[start]
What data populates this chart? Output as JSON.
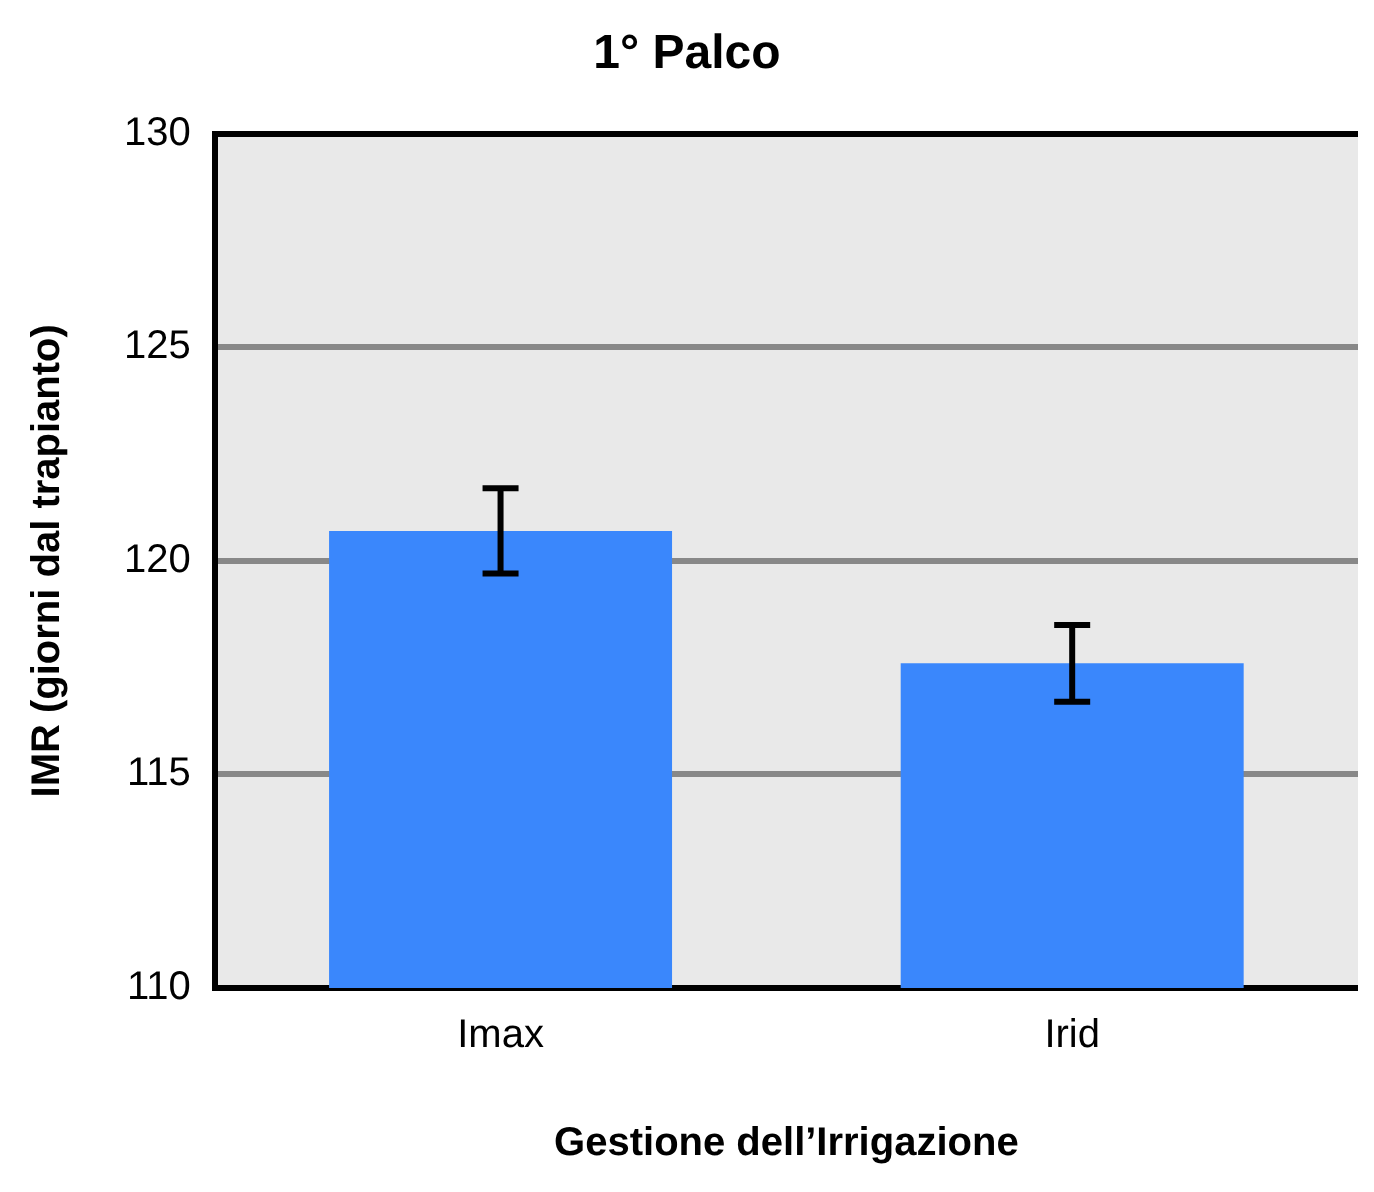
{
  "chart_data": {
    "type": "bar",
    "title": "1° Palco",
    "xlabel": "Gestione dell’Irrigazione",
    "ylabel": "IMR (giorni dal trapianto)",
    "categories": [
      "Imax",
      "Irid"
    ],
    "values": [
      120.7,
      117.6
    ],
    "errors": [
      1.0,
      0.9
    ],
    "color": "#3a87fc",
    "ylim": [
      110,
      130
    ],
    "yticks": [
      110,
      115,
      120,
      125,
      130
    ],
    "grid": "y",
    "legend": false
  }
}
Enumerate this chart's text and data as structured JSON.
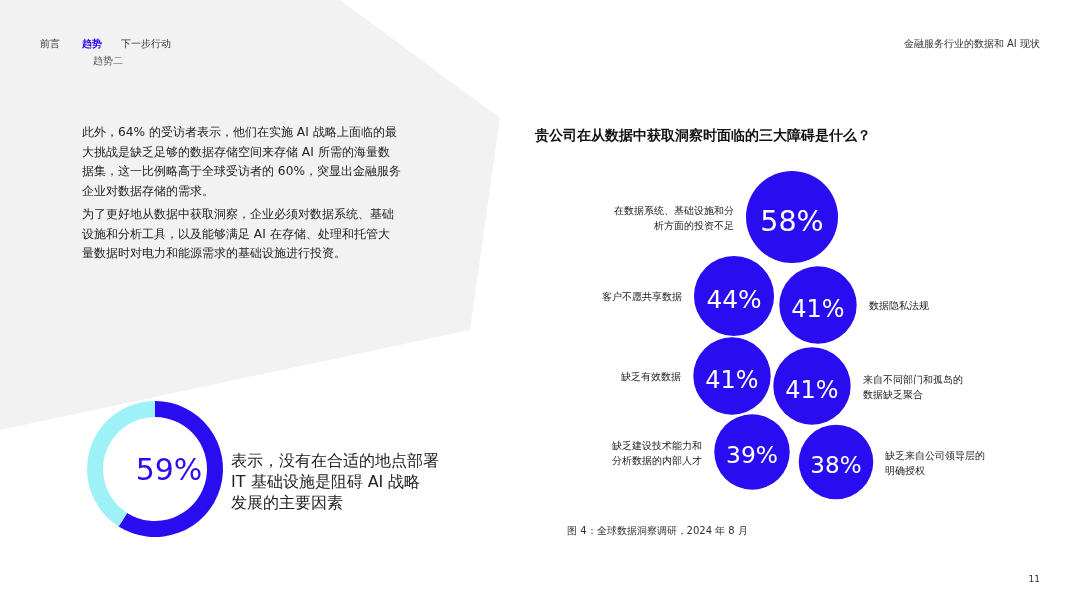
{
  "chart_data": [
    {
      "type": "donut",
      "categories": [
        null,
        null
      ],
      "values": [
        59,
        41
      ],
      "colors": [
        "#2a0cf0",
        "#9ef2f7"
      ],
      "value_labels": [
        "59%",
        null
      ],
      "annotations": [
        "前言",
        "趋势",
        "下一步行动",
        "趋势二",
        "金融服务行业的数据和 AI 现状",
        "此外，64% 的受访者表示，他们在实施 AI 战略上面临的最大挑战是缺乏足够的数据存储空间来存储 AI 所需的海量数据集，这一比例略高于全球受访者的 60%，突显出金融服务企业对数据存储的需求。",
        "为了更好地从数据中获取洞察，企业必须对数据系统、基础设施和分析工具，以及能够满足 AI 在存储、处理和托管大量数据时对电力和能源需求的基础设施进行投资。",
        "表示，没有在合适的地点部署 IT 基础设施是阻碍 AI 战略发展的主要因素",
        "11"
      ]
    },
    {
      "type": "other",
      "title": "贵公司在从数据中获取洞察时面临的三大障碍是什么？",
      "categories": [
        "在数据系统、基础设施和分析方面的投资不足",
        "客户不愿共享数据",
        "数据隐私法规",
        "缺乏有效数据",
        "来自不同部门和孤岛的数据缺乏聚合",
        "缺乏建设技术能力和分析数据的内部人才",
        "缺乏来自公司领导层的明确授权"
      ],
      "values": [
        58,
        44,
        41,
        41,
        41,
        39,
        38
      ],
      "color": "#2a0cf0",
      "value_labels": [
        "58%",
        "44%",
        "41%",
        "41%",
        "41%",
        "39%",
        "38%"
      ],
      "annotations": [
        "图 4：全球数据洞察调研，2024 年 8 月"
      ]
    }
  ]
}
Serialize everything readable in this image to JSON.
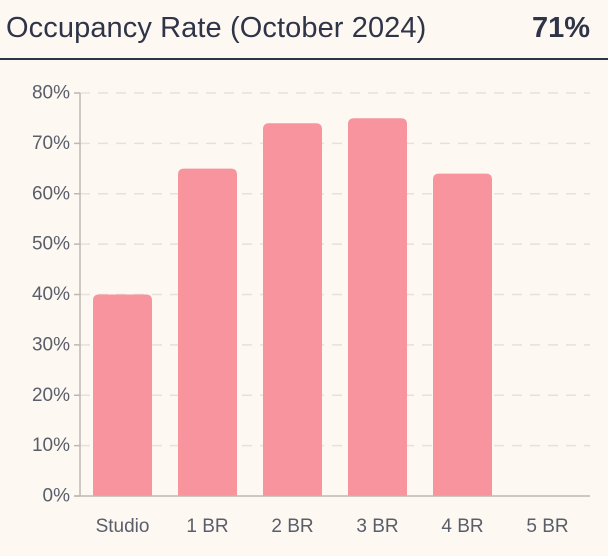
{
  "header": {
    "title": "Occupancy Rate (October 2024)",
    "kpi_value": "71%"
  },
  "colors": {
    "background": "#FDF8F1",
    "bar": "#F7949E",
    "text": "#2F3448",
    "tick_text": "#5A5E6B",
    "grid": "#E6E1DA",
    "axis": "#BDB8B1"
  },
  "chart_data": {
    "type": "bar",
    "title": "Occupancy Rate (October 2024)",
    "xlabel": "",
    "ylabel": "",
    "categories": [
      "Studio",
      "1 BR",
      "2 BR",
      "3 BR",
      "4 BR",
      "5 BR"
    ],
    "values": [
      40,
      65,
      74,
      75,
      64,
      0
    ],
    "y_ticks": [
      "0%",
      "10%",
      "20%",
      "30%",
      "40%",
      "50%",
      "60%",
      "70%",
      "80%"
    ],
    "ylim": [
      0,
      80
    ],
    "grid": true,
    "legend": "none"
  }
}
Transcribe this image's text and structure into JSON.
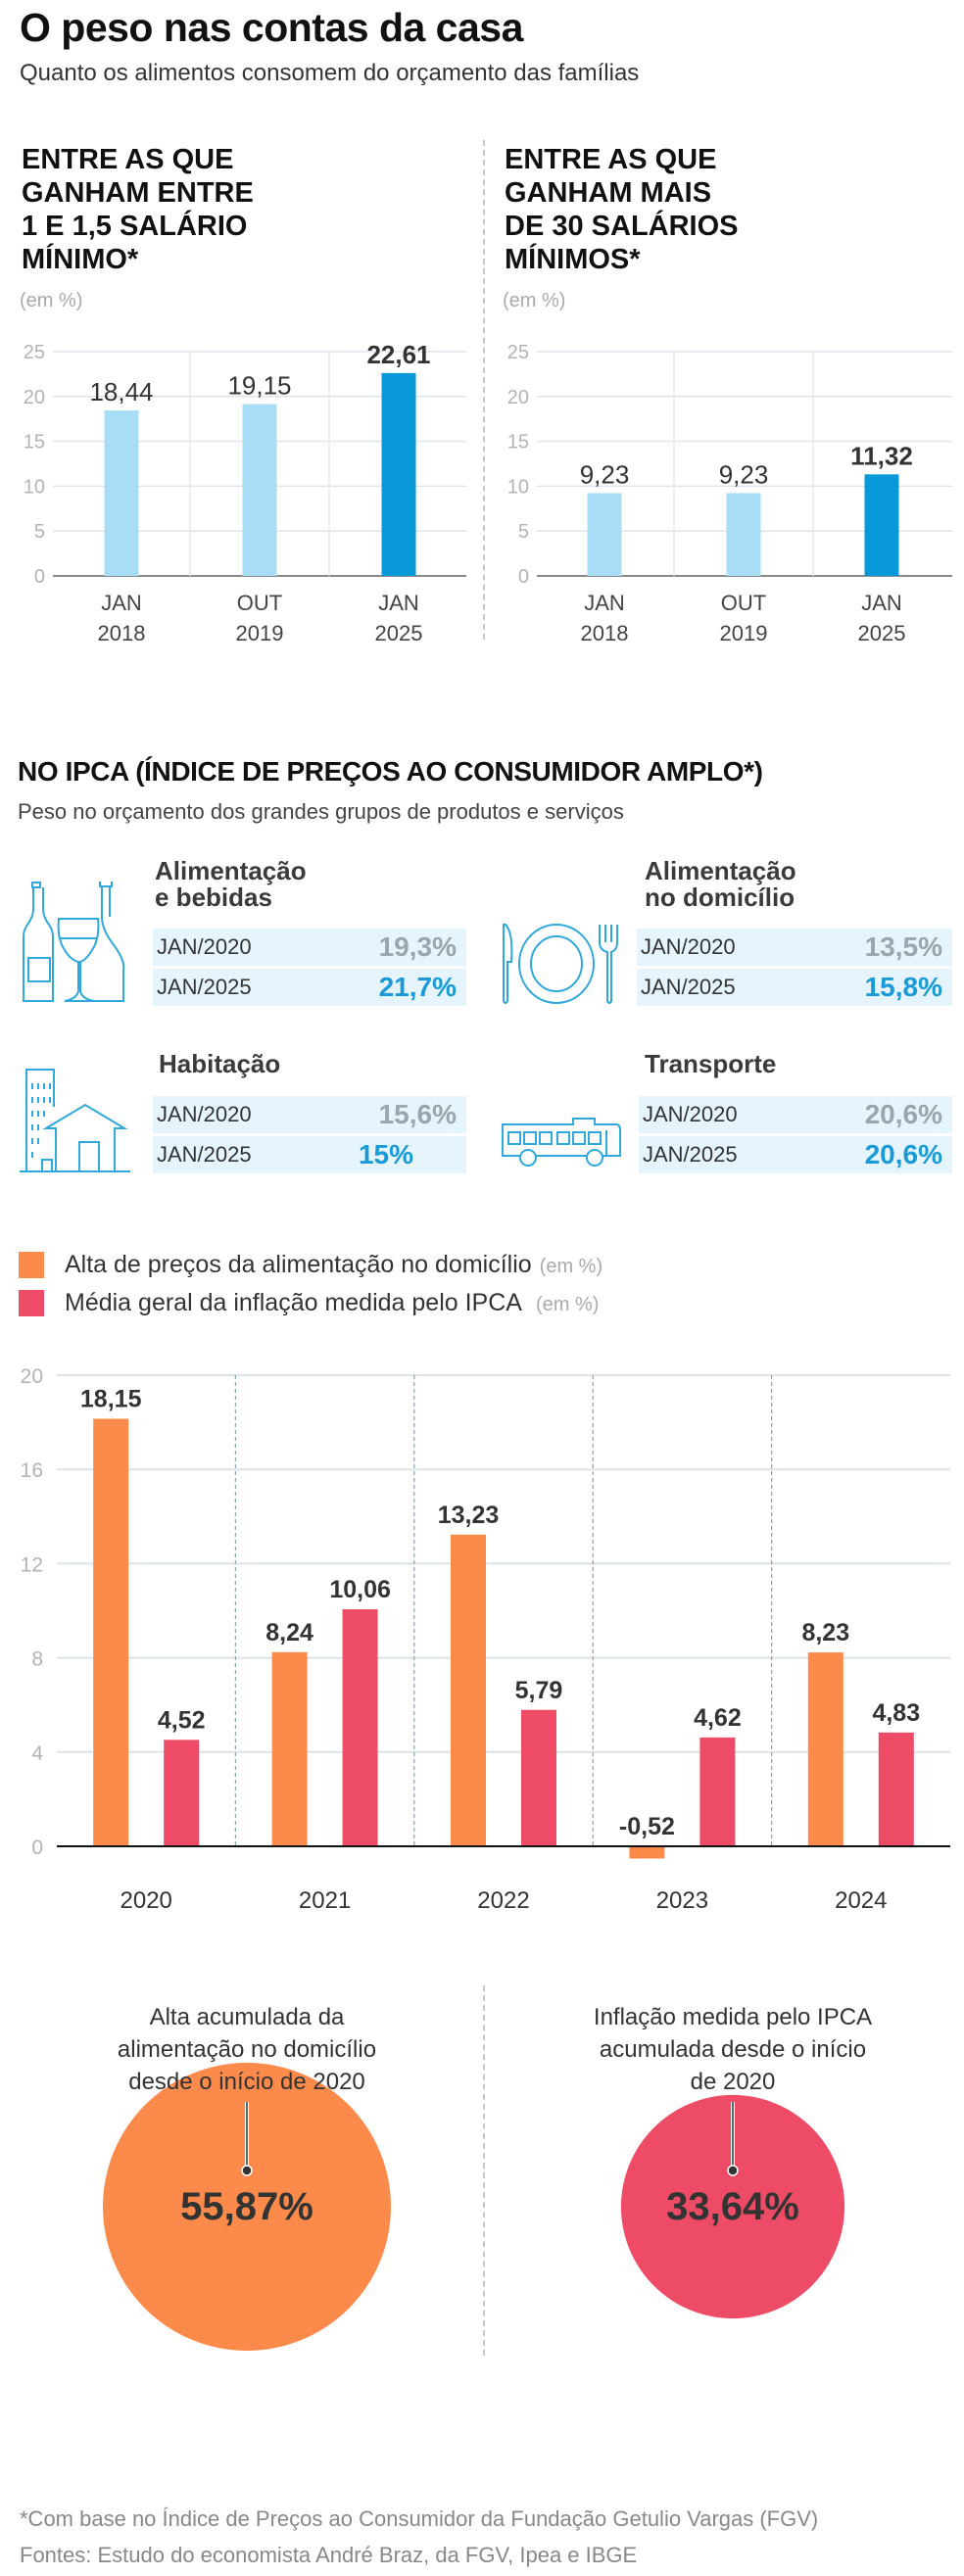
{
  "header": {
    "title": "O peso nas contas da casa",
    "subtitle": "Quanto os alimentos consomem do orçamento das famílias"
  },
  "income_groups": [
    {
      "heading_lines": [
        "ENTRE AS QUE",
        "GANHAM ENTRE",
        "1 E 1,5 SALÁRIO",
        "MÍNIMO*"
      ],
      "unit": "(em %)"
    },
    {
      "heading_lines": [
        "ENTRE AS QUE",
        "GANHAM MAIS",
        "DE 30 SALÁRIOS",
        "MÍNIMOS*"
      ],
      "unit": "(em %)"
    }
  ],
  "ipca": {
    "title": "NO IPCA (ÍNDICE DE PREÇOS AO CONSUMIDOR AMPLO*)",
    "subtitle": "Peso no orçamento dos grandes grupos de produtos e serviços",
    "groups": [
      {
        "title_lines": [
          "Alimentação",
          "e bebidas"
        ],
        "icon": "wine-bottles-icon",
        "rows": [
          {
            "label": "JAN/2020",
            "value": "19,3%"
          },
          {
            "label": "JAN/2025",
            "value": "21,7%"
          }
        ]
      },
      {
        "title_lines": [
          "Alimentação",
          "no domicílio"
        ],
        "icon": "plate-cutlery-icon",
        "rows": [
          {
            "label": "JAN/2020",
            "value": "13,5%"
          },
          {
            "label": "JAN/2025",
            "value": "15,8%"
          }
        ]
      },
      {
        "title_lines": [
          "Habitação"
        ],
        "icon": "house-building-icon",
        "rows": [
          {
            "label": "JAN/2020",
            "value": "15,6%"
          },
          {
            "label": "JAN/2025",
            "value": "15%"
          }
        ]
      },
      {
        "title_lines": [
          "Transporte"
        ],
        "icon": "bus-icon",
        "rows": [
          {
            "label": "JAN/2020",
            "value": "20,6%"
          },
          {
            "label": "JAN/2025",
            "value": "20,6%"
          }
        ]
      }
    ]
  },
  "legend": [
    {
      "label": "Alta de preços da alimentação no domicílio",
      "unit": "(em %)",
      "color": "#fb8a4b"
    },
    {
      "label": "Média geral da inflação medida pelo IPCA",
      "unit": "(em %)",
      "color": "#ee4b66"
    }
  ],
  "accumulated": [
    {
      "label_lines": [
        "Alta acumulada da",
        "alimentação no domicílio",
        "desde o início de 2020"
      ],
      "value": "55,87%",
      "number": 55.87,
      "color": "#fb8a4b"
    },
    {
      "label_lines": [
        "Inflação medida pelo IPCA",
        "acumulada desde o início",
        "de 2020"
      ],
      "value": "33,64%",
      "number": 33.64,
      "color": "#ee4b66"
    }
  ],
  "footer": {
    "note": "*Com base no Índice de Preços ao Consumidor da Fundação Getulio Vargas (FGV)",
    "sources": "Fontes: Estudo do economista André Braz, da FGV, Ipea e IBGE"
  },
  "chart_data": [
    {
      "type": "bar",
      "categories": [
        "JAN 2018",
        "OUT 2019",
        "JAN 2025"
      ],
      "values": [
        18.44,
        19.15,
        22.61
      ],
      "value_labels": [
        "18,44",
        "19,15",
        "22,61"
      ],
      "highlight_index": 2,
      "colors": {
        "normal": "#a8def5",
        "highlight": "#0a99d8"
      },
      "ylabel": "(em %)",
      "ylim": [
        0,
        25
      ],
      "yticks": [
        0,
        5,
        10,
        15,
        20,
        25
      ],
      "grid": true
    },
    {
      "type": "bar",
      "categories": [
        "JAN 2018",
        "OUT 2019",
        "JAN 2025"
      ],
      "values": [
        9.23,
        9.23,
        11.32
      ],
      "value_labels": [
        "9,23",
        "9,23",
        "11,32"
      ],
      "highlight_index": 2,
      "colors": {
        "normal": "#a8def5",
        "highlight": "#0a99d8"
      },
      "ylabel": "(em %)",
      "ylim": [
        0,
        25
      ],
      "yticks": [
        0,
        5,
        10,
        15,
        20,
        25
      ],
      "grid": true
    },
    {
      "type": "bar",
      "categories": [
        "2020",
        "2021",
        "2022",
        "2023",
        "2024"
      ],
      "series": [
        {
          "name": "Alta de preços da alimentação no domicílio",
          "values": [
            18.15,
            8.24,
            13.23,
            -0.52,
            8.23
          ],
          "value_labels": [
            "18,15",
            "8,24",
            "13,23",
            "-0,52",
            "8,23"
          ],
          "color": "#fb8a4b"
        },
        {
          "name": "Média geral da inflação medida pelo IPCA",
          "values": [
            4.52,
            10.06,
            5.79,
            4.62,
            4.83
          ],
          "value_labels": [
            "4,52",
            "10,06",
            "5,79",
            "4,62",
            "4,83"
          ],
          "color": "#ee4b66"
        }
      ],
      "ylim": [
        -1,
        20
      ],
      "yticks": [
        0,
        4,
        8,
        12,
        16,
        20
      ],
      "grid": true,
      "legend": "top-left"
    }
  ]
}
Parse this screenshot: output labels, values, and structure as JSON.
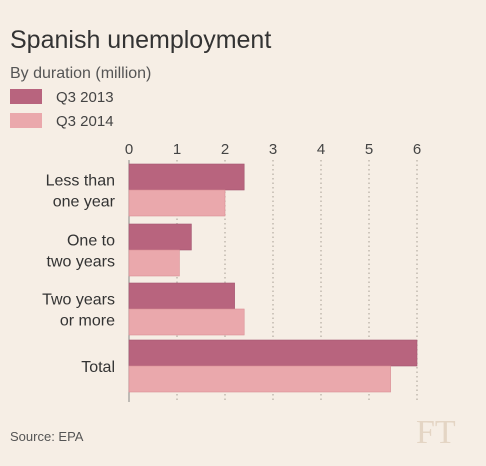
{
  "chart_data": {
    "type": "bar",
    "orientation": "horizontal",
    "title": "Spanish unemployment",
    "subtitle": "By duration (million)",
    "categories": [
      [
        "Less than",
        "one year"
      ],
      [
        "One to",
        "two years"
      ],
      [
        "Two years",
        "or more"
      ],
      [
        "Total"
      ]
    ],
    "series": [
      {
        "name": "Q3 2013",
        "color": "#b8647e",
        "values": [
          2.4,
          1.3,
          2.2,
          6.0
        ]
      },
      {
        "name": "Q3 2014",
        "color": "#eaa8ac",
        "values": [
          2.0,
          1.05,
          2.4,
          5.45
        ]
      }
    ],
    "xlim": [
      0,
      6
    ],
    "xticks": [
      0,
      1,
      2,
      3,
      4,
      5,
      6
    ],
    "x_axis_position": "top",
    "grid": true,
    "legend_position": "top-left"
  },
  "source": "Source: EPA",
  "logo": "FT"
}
[end]
**SHORT TASK**
List each line of the entries that holds the string "medida".

**ANSWER TO THIS PROBLEM**
      "label": "Média geral da inflação medida pelo IPCA",
        "Inflação medida pelo IPCA",
          "name": "Média geral da inflação medida pelo IPCA",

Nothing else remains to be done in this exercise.